** PROBLEM REQUIREMENTS **
Reproduce each line from the records that holds "this".

══ RECORDS PROVIDED

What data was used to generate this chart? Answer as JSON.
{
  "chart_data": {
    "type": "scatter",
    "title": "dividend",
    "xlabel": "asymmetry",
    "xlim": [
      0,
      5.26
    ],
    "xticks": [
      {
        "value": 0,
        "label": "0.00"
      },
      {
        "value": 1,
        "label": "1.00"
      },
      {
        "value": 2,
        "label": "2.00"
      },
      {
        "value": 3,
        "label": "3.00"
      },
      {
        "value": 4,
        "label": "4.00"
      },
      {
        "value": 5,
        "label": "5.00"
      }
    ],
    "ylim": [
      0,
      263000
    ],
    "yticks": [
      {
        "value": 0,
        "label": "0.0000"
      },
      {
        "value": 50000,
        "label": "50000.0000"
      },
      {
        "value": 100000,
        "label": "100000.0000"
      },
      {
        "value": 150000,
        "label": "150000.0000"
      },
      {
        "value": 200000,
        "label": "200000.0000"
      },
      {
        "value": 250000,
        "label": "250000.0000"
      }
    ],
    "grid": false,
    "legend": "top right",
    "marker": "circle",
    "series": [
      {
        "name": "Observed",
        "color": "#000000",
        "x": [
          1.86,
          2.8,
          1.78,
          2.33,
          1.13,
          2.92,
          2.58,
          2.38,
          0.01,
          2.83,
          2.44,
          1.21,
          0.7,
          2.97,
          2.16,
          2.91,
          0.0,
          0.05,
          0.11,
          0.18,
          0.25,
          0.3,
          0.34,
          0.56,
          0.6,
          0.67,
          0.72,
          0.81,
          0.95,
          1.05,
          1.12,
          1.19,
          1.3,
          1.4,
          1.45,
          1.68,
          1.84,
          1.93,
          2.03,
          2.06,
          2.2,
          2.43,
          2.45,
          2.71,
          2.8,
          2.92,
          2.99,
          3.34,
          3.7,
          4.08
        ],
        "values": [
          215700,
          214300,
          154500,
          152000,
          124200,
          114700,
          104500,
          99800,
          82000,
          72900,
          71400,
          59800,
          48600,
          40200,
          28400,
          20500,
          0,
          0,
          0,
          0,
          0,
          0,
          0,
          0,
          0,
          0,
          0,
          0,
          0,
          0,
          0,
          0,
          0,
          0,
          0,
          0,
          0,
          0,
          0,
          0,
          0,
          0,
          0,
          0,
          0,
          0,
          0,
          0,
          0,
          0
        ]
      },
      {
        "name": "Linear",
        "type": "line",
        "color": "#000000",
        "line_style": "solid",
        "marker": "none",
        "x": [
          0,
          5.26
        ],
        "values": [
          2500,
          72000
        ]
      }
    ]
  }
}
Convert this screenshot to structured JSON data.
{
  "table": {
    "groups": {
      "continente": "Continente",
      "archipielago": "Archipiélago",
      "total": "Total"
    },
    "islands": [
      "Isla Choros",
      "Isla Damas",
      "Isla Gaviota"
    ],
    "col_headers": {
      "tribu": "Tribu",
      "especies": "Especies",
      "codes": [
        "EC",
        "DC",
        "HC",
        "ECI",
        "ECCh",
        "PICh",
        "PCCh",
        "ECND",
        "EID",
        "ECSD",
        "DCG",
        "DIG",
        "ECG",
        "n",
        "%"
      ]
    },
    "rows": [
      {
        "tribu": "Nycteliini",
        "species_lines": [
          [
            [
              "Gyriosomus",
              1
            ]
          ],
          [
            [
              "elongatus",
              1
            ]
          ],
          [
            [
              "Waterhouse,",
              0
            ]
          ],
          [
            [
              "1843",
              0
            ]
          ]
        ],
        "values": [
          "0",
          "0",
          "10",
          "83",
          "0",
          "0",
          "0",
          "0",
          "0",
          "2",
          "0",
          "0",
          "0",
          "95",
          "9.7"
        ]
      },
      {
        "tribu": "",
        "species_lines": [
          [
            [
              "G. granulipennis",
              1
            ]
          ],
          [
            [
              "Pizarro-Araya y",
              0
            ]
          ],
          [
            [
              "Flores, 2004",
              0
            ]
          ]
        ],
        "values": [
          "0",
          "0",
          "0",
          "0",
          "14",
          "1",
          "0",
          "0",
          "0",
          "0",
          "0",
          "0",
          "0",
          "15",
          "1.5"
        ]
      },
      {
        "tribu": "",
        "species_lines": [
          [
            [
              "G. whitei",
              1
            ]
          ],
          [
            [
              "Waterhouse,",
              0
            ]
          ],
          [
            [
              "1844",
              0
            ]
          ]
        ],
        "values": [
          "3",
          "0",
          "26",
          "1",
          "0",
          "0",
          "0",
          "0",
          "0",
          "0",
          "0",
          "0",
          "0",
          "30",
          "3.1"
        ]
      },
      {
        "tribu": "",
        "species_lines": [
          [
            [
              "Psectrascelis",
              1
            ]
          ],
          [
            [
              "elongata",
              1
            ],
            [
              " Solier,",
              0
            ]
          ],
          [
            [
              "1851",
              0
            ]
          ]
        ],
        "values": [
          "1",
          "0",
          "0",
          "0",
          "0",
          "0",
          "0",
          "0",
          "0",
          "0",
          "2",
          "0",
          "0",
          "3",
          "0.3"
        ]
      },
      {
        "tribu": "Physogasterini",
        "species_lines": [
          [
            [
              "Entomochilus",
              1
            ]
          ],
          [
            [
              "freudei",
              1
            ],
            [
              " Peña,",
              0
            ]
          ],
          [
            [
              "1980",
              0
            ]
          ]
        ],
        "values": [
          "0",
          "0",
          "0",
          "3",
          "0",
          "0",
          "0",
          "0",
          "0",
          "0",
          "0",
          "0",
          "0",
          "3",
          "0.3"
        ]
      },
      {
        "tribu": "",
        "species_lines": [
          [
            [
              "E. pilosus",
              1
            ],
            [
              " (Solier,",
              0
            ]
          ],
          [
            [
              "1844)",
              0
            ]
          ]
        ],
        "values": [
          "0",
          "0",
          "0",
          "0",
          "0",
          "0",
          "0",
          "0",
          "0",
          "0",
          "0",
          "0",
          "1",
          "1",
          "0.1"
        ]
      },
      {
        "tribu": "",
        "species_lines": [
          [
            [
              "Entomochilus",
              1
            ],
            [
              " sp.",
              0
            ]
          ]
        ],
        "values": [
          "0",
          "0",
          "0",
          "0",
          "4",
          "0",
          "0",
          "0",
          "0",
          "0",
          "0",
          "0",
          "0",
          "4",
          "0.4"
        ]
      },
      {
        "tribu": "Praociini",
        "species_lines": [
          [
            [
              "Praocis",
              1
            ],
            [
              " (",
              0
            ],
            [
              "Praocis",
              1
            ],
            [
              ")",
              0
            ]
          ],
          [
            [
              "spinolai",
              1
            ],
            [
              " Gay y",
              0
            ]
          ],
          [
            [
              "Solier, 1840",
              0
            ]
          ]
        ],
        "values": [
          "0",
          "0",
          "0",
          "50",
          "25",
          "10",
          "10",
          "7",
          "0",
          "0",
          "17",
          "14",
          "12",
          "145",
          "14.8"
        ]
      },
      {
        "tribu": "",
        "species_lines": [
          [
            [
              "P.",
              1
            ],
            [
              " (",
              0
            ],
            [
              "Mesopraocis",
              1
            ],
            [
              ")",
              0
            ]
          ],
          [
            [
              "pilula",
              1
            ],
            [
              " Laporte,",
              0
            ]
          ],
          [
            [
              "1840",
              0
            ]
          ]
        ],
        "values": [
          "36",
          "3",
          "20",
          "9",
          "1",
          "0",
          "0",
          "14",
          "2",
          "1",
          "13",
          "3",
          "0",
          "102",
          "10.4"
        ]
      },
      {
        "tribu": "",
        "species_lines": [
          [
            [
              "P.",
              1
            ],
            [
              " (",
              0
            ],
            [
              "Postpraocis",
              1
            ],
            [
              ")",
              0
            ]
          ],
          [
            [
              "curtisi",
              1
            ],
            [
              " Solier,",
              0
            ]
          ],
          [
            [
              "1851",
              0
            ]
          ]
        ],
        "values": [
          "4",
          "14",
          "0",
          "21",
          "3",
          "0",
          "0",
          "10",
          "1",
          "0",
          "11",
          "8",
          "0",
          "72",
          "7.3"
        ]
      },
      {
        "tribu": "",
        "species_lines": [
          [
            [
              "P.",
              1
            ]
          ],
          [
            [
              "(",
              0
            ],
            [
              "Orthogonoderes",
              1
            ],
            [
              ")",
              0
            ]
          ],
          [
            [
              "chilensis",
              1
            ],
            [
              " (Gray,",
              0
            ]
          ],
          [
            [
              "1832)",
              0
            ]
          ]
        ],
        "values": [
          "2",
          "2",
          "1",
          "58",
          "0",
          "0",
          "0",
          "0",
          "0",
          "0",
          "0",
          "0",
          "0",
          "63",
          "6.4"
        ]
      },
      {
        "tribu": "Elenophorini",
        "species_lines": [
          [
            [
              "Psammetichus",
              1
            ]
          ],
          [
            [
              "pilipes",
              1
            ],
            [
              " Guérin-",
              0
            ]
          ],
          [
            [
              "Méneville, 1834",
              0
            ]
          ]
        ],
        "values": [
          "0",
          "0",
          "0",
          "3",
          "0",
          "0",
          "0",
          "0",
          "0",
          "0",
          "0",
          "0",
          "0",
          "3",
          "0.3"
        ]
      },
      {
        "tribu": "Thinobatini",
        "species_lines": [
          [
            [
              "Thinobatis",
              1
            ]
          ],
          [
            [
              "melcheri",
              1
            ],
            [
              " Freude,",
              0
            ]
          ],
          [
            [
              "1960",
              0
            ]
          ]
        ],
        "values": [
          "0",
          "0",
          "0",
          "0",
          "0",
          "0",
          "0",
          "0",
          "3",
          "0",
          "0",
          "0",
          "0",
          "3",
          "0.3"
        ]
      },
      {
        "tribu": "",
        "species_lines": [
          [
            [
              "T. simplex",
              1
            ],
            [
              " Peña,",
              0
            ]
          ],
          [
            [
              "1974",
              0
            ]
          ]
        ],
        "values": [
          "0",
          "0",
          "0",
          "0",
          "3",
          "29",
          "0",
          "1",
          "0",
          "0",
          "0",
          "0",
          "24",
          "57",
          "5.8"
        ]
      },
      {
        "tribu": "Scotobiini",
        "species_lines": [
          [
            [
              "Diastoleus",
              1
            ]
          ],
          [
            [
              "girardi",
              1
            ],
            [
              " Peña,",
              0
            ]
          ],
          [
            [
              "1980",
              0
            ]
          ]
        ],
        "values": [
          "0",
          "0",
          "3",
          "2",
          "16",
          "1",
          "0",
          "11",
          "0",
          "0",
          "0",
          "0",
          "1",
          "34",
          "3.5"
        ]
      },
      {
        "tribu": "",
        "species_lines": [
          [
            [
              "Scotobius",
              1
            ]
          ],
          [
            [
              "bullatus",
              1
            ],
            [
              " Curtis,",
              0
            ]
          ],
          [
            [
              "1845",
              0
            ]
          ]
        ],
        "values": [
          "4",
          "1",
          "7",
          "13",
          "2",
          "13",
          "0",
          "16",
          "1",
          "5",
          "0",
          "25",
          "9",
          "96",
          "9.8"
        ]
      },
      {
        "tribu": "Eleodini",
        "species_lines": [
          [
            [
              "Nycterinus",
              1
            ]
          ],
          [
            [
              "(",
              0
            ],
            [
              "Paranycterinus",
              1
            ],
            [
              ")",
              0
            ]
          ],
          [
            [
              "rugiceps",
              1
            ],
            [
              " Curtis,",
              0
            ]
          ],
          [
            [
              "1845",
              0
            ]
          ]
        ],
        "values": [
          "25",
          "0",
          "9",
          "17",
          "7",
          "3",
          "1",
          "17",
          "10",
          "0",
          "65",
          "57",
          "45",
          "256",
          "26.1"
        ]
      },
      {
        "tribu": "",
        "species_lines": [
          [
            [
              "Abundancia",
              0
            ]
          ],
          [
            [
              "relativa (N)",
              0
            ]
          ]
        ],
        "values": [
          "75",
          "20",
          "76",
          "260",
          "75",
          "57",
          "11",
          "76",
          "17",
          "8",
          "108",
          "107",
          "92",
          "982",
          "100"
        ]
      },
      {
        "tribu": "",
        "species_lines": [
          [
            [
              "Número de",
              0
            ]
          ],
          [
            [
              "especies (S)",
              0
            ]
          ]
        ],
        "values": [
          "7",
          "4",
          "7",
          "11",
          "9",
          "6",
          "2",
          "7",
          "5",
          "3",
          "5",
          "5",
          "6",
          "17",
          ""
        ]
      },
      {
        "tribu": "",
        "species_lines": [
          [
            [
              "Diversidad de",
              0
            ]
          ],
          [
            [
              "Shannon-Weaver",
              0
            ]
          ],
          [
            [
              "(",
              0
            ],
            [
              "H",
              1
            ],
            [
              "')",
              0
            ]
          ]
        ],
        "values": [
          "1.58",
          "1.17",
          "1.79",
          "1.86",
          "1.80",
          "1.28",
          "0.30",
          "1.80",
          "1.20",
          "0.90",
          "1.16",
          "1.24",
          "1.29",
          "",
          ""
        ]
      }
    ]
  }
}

════

** SOLUTION TO THE PROBLEM **
What data was used to generate this chart? Answer as JSON.
Convert this screenshot to structured JSON data.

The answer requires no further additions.